**The request**
Retype the whole listing, please, keeping every line exact and dropping the pictures.
— start Records for this exercise —
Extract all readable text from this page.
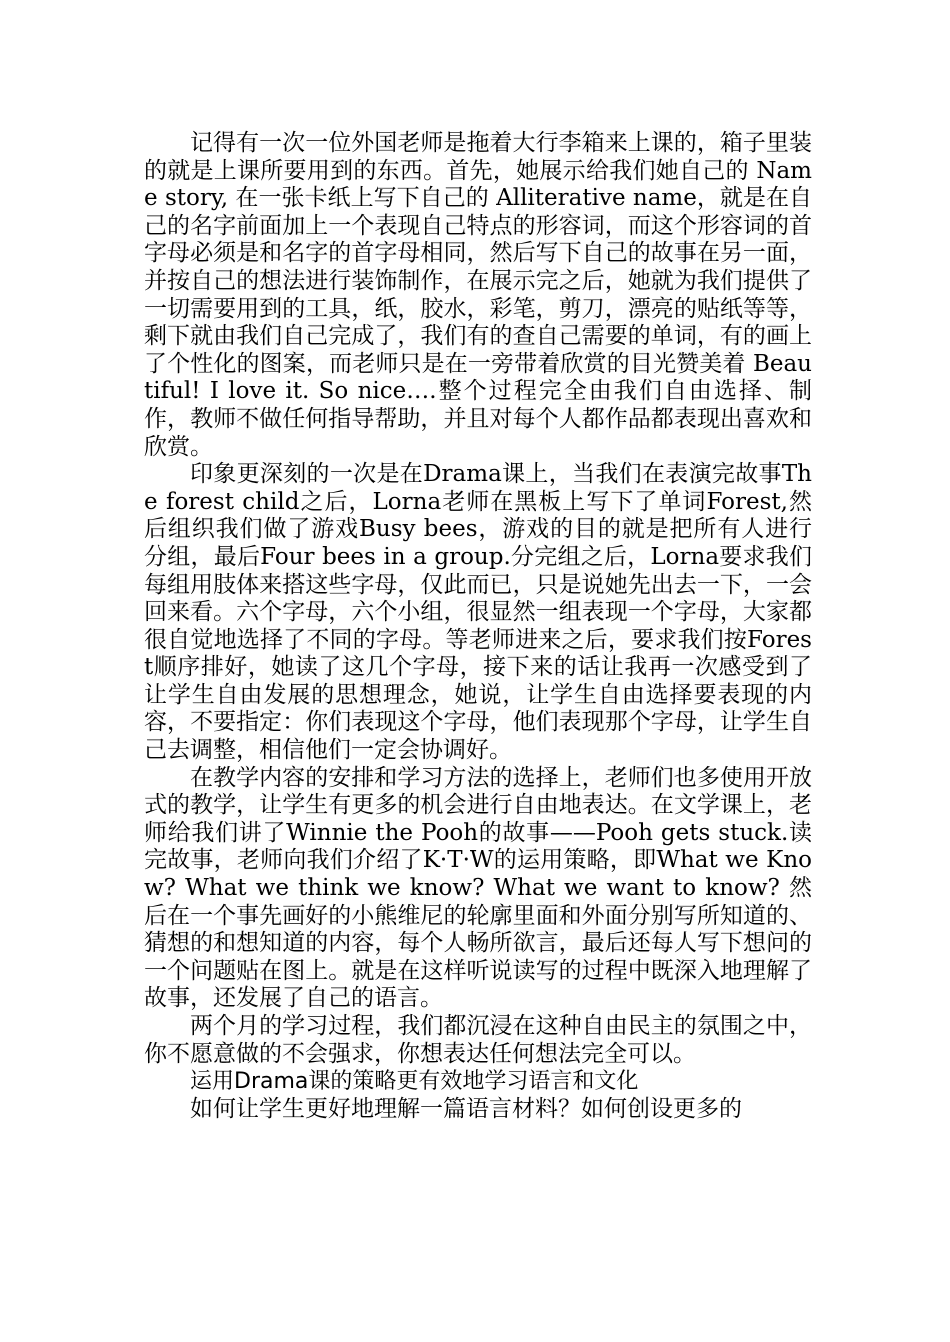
记得有一次一位外国老师是拖着大行李箱来上课的，箱子里装的就是上课所要用到的东西。首先，她展示给我们她自己的 Name story, 在一张卡纸上写下自己的 Alliterative name，就是在自己的名字前面加上一个表现自己特点的形容词，而这个形容词的首字母必须是和名字的首字母相同，然后写下自己的故事在另一面，并按自己的想法进行装饰制作，在展示完之后，她就为我们提供了一切需要用到的工具，纸，胶水，彩笔，剪刀，漂亮的贴纸等等，剩下就由我们自己完成了，我们有的查自己需要的单词，有的画上了个性化的图案，而老师只是在一旁带着欣赏的目光赞美着 Beautiful! I love it. So nice….整个过程完全由我们自由选择、制作，教师不做任何指导帮助，并且对每个人都作品都表现出喜欢和欣赏。

印象更深刻的一次是在Drama课上，当我们在表演完故事The forest child之后，Lorna老师在黑板上写下了单词Forest,然后组织我们做了游戏Busy bees，游戏的目的就是把所有人进行分组，最后Four bees in a group.分完组之后，Lorna要求我们每组用肢体来搭这些字母，仅此而已，只是说她先出去一下，一会回来看。六个字母，六个小组，很显然一组表现一个字母，大家都很自觉地选择了不同的字母。等老师进来之后，要求我们按Forest顺序排好，她读了这几个字母，接下来的话让我再一次感受到了让学生自由发展的思想理念，她说，让学生自由选择要表现的内容，不要指定：你们表现这个字母，他们表现那个字母，让学生自己去调整，相信他们一定会协调好。

在教学内容的安排和学习方法的选择上，老师们也多使用开放式的教学，让学生有更多的机会进行自由地表达。在文学课上，老师给我们讲了Winnie the Pooh的故事——Pooh gets stuck.读完故事，老师向我们介绍了K·T·W的运用策略，即What we Know? What we think we know? What we want to know? 然后在一个事先画好的小熊维尼的轮廓里面和外面分别写所知道的、猜想的和想知道的内容，每个人畅所欲言，最后还每人写下想问的一个问题贴在图上。就是在这样听说读写的过程中既深入地理解了故事，还发展了自己的语言。

两个月的学习过程，我们都沉浸在这种自由民主的氛围之中，你不愿意做的不会强求，你想表达任何想法完全可以。

运用Drama课的策略更有效地学习语言和文化

如何让学生更好地理解一篇语言材料？如何创设更多的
— end Records for this exercise —
**The result**
Extract all readable text from this page.
记得有一次一位外国老师是拖着大行李箱来上课的，箱子里装的就是上课所要用到的东西。首先，她展示给我们她自己的 Name story, 在一张卡纸上写下自己的 Alliterative name，就是在自己的名字前面加上一个表现自己特点的形容词，而这个形容词的首字母必须是和名字的首字母相同，然后写下自己的故事在另一面，并按自己的想法进行装饰制作，在展示完之后，她就为我们提供了一切需要用到的工具，纸，胶水，彩笔，剪刀，漂亮的贴纸等等，剩下就由我们自己完成了，我们有的查自己需要的单词，有的画上了个性化的图案，而老师只是在一旁带着欣赏的目光赞美着 Beautiful! I love it. So nice….整个过程完全由我们自由选择、制作，教师不做任何指导帮助，并且对每个人都作品都表现出喜欢和欣赏。

印象更深刻的一次是在Drama课上，当我们在表演完故事The forest child之后，Lorna老师在黑板上写下了单词Forest,然后组织我们做了游戏Busy bees，游戏的目的就是把所有人进行分组，最后Four bees in a group.分完组之后，Lorna要求我们每组用肢体来搭这些字母，仅此而已，只是说她先出去一下，一会回来看。六个字母，六个小组，很显然一组表现一个字母，大家都很自觉地选择了不同的字母。等老师进来之后，要求我们按Forest顺序排好，她读了这几个字母，接下来的话让我再一次感受到了让学生自由发展的思想理念，她说，让学生自由选择要表现的内容，不要指定：你们表现这个字母，他们表现那个字母，让学生自己去调整，相信他们一定会协调好。

在教学内容的安排和学习方法的选择上，老师们也多使用开放式的教学，让学生有更多的机会进行自由地表达。在文学课上，老师给我们讲了Winnie the Pooh的故事——Pooh gets stuck.读完故事，老师向我们介绍了K·T·W的运用策略，即What we Know? What we think we know? What we want to know? 然后在一个事先画好的小熊维尼的轮廓里面和外面分别写所知道的、猜想的和想知道的内容，每个人畅所欲言，最后还每人写下想问的一个问题贴在图上。就是在这样听说读写的过程中既深入地理解了故事，还发展了自己的语言。

两个月的学习过程，我们都沉浸在这种自由民主的氛围之中，你不愿意做的不会强求，你想表达任何想法完全可以。

运用Drama课的策略更有效地学习语言和文化

如何让学生更好地理解一篇语言材料？如何创设更多的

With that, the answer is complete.